[Collected data entries]
** Start **
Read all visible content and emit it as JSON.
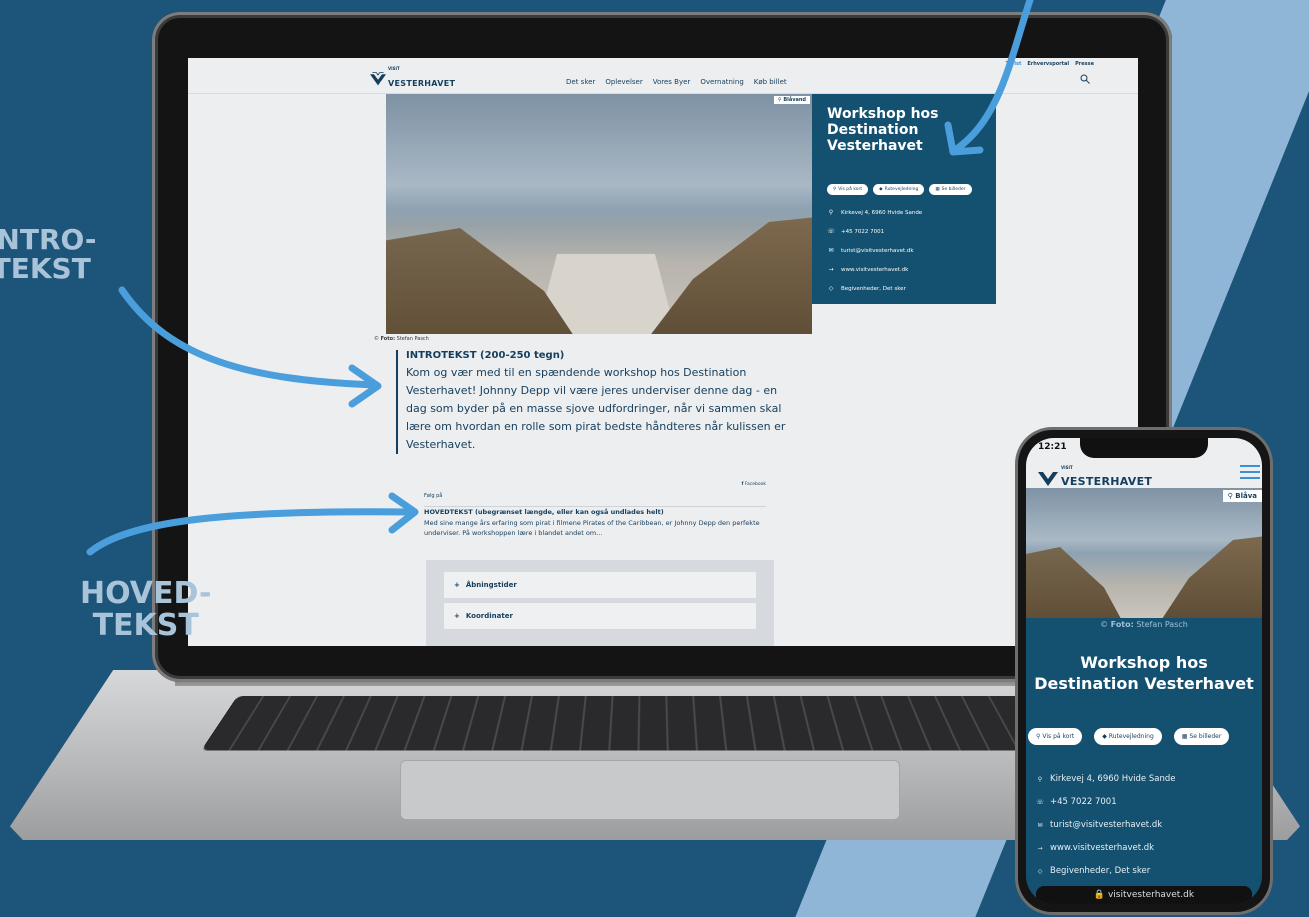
{
  "callouts": {
    "intro": "INTRO-\nTEKST",
    "hoved": "HOVED-\nTEKST"
  },
  "site": {
    "logo_visit": "VISIT",
    "logo_name": "VESTERHAVET",
    "top_links": [
      "Turist",
      "Erhvervsportal",
      "Presse"
    ],
    "nav": [
      "Det sker",
      "Oplevelser",
      "Vores Byer",
      "Overnatning",
      "Køb billet"
    ]
  },
  "hero": {
    "location": "Blåvand",
    "credit_label": "Foto:",
    "credit_name": "Stefan Pasch"
  },
  "event": {
    "title": "Workshop hos Destination Vesterhavet",
    "buttons": [
      "Vis på kort",
      "Rutevejledning",
      "Se billeder"
    ],
    "address": "Kirkevej 4, 6960 Hvide Sande",
    "phone": "+45 7022 7001",
    "email": "turist@visitvesterhavet.dk",
    "website": "www.visitvesterhavet.dk",
    "categories": "Begivenheder, Det sker"
  },
  "intro": {
    "heading": "INTROTEKST (200-250 tegn)",
    "text": "Kom og vær med til en spændende workshop hos Destination Vesterhavet! Johnny Depp vil være jeres underviser denne dag - en dag som byder på en masse sjove udfordringer, når vi sammen skal lære om hvordan en rolle som pirat bedste håndteres når kulissen er Vesterhavet."
  },
  "follow": {
    "label": "Følg på",
    "facebook": "Facebook"
  },
  "main_text": {
    "heading": "HOVEDTEKST (ubegrænset længde, eller kan også undlades helt)",
    "text": "Med sine mange års erfaring som pirat i filmene Pirates of the Caribbean, er Johnny Depp den perfekte underviser. På workshoppen lære i blandet andet om..."
  },
  "accordion": [
    "Åbningstider",
    "Koordinater"
  ],
  "phone": {
    "time": "12:21",
    "location": "Blåva",
    "title": "Workshop hos Destination Vesterhavet",
    "buttons": [
      "Vis på kort",
      "Rutevejledning",
      "Se billeder"
    ],
    "url": "visitvesterhavet.dk"
  },
  "colors": {
    "background": "#1d5479",
    "brand_dark": "#14506f",
    "accent_arrow": "#4a9edb",
    "callout": "#a9c3d8"
  },
  "icons": {
    "map_pin": "map-pin-icon",
    "route": "route-icon",
    "gallery": "grid-icon",
    "phone": "phone-icon",
    "mail": "mail-icon",
    "arrow": "arrow-right-icon",
    "tag": "tag-icon",
    "search": "search-icon",
    "menu": "hamburger-menu-icon"
  }
}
** End **
The request:
With the pictures left out, transcribe the material exactly.

Solution below:
Read all visible content and emit it as JSON.
{
  "callouts": {
    "intro": "INTRO-\nTEKST",
    "hoved": "HOVED-\nTEKST"
  },
  "site": {
    "logo_visit": "VISIT",
    "logo_name": "VESTERHAVET",
    "top_links": [
      "Turist",
      "Erhvervsportal",
      "Presse"
    ],
    "nav": [
      "Det sker",
      "Oplevelser",
      "Vores Byer",
      "Overnatning",
      "Køb billet"
    ]
  },
  "hero": {
    "location": "Blåvand",
    "credit_label": "Foto:",
    "credit_name": "Stefan Pasch"
  },
  "event": {
    "title": "Workshop hos Destination Vesterhavet",
    "buttons": [
      "Vis på kort",
      "Rutevejledning",
      "Se billeder"
    ],
    "address": "Kirkevej 4, 6960 Hvide Sande",
    "phone": "+45 7022 7001",
    "email": "turist@visitvesterhavet.dk",
    "website": "www.visitvesterhavet.dk",
    "categories": "Begivenheder, Det sker"
  },
  "intro": {
    "heading": "INTROTEKST (200-250 tegn)",
    "text": "Kom og vær med til en spændende workshop hos Destination Vesterhavet! Johnny Depp vil være jeres underviser denne dag - en dag som byder på en masse sjove udfordringer, når vi sammen skal lære om hvordan en rolle som pirat bedste håndteres når kulissen er Vesterhavet."
  },
  "follow": {
    "label": "Følg på",
    "facebook": "Facebook"
  },
  "main_text": {
    "heading": "HOVEDTEKST (ubegrænset længde, eller kan også undlades helt)",
    "text": "Med sine mange års erfaring som pirat i filmene Pirates of the Caribbean, er Johnny Depp den perfekte underviser. På workshoppen lære i blandet andet om..."
  },
  "accordion": [
    "Åbningstider",
    "Koordinater"
  ],
  "phone": {
    "time": "12:21",
    "location": "Blåva",
    "title": "Workshop hos Destination Vesterhavet",
    "buttons": [
      "Vis på kort",
      "Rutevejledning",
      "Se billeder"
    ],
    "url": "visitvesterhavet.dk"
  },
  "colors": {
    "background": "#1d5479",
    "brand_dark": "#14506f",
    "accent_arrow": "#4a9edb",
    "callout": "#a9c3d8"
  },
  "icons": {
    "map_pin": "map-pin-icon",
    "route": "route-icon",
    "gallery": "grid-icon",
    "phone": "phone-icon",
    "mail": "mail-icon",
    "arrow": "arrow-right-icon",
    "tag": "tag-icon",
    "search": "search-icon",
    "menu": "hamburger-menu-icon"
  }
}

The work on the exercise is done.